STATED TASK - Search the data for the word "nuôi". Reproduce every line where it is found.

DATA TO PROCESS -
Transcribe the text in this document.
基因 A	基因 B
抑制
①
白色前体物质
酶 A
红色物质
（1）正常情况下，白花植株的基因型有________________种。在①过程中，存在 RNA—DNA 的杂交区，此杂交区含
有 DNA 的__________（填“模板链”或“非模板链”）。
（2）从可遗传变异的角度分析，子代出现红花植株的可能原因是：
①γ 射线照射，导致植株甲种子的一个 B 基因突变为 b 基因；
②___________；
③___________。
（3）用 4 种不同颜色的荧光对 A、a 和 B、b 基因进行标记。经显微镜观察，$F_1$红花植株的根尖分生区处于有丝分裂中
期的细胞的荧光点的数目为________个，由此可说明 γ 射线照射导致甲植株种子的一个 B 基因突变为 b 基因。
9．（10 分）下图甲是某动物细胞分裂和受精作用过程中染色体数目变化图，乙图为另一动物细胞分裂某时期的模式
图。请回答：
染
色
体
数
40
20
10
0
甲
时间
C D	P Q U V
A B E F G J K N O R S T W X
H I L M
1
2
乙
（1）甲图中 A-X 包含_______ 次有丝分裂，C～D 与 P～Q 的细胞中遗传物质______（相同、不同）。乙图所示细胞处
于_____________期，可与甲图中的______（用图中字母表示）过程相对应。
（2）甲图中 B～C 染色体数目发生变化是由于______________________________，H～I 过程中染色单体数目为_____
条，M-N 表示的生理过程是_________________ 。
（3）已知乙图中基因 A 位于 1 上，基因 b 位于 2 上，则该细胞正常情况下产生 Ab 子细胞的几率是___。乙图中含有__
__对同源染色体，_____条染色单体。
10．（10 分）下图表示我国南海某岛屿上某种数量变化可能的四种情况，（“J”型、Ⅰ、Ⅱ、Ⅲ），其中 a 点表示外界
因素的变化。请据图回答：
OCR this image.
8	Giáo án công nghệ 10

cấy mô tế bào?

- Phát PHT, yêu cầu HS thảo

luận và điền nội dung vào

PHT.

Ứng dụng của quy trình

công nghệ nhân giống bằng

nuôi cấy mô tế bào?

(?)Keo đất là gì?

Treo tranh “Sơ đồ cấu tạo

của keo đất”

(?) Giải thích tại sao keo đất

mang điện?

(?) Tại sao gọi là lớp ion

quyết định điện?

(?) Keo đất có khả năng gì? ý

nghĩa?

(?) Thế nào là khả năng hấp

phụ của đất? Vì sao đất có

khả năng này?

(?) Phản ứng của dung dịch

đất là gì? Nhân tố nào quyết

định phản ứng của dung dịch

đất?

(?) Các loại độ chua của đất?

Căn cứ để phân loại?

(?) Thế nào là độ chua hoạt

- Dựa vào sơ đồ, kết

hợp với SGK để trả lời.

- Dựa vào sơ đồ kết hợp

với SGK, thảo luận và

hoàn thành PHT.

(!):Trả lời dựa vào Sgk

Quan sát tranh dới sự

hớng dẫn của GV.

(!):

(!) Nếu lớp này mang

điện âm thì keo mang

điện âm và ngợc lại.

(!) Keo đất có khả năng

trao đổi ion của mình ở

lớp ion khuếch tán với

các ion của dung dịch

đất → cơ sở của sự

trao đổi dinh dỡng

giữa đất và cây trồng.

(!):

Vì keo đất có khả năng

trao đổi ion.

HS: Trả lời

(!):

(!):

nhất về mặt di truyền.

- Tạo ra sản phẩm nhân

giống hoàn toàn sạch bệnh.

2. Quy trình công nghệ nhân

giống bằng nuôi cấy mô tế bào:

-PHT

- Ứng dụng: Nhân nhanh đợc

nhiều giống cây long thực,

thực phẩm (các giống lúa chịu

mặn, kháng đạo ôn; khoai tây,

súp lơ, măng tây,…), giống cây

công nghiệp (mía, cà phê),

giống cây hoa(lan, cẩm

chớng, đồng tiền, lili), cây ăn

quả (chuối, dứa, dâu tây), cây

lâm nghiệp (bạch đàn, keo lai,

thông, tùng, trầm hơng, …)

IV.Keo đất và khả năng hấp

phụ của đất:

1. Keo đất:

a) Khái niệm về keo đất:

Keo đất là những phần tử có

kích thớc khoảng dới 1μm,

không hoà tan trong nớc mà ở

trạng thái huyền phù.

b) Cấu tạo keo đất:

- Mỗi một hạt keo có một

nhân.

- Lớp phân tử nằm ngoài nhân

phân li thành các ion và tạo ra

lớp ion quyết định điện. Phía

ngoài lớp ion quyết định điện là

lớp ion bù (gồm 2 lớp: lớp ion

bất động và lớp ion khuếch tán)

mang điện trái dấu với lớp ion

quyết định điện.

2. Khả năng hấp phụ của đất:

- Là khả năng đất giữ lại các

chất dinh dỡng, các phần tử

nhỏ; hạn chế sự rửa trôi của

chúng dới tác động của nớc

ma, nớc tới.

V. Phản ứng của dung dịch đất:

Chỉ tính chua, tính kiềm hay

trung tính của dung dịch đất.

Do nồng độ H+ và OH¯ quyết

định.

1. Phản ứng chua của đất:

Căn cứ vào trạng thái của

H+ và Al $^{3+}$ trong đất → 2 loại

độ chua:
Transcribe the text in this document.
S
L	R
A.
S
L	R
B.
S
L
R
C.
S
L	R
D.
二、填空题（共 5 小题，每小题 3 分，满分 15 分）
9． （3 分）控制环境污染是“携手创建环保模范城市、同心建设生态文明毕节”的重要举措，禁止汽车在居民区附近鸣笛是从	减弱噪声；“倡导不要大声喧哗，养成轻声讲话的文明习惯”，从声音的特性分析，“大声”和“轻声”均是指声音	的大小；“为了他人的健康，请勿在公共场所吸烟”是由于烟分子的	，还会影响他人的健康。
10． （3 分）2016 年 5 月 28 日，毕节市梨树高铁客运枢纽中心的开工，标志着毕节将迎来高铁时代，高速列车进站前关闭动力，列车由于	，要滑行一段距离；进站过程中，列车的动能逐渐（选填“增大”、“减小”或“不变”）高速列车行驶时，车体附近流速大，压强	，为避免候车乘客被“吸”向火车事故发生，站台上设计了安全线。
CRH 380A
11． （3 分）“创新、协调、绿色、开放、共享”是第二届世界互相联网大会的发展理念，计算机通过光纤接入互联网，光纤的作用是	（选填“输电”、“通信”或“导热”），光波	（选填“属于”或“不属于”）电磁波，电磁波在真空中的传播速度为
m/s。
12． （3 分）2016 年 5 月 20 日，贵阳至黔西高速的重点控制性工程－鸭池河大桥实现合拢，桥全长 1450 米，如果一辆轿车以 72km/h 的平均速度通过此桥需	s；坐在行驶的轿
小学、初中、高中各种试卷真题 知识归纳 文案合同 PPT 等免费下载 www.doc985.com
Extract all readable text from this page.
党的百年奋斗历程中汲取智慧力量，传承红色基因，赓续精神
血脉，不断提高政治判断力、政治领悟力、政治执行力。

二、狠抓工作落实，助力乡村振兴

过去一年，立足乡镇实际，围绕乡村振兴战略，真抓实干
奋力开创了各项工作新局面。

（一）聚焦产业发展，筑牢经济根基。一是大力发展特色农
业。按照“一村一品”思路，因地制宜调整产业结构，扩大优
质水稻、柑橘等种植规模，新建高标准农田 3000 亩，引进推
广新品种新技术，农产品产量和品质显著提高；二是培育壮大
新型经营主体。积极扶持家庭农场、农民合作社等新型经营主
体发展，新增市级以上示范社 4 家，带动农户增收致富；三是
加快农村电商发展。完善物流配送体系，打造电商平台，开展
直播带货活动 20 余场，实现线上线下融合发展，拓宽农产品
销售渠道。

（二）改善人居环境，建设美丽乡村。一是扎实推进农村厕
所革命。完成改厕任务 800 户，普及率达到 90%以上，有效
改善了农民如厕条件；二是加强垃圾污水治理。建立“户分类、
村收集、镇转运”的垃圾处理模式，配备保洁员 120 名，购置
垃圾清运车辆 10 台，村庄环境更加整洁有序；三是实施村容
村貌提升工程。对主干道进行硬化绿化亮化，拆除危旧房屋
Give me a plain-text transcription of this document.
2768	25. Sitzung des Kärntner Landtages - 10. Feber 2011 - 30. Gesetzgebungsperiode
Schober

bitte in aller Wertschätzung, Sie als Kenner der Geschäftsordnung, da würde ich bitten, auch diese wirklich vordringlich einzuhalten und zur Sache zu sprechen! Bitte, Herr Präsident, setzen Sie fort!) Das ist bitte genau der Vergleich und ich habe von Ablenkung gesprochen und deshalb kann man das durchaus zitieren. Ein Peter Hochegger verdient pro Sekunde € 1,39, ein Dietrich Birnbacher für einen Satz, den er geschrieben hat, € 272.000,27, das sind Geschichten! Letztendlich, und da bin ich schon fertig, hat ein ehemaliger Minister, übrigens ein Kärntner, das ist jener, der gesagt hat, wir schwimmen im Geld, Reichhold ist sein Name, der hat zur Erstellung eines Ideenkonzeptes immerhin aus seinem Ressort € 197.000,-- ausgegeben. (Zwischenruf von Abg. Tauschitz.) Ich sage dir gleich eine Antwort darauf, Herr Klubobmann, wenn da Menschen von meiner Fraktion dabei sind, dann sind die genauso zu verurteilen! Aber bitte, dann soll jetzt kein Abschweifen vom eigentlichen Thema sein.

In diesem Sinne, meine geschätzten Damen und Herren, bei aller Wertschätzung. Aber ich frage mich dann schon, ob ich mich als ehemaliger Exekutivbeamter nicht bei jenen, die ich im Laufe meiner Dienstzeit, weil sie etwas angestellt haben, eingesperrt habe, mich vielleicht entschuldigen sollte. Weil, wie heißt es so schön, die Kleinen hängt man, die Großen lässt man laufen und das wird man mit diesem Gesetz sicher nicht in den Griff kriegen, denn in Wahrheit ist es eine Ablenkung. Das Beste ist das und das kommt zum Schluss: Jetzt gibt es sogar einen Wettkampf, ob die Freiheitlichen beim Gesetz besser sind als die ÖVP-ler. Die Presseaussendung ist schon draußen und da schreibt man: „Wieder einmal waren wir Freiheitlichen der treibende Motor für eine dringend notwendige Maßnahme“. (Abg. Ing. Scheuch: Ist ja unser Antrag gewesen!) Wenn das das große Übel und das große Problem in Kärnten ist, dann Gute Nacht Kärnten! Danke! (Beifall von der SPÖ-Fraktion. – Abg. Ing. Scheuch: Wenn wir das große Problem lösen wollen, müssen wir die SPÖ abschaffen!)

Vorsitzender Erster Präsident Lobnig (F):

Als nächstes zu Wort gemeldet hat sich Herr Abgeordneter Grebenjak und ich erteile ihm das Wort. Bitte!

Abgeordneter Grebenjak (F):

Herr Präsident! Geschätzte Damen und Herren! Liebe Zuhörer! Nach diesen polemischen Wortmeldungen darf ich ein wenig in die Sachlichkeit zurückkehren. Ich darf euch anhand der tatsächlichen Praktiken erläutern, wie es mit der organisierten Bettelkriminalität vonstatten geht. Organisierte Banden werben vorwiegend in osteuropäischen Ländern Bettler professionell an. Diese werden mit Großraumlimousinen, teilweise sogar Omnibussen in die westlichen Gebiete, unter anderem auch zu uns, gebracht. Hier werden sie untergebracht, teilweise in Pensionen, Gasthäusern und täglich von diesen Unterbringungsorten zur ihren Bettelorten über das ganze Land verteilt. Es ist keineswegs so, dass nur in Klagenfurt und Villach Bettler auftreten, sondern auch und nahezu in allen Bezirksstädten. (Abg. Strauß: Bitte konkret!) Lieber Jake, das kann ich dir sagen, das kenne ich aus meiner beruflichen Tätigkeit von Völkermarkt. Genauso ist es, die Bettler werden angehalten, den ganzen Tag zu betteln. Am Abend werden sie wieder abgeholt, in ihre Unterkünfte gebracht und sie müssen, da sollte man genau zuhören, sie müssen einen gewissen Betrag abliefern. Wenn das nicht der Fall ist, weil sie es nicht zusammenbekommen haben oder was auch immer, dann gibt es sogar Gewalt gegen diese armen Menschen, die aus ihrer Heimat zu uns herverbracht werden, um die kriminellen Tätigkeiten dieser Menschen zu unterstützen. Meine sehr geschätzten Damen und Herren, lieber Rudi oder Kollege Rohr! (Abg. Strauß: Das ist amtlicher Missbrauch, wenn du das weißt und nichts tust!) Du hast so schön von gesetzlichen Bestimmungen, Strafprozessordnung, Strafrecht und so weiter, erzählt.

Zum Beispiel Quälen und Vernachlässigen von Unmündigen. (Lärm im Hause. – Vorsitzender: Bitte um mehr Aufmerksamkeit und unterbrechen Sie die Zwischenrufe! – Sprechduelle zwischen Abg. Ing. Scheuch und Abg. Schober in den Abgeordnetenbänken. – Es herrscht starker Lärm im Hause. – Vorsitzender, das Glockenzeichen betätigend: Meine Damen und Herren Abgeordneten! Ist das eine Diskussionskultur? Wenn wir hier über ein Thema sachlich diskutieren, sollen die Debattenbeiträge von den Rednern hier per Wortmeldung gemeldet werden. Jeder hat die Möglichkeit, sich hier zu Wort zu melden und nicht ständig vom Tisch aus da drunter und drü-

RESULT FOR THIS TASK -
nuôi cấy mô tế bào?
giống bằng nuôi cấy mô tế bào:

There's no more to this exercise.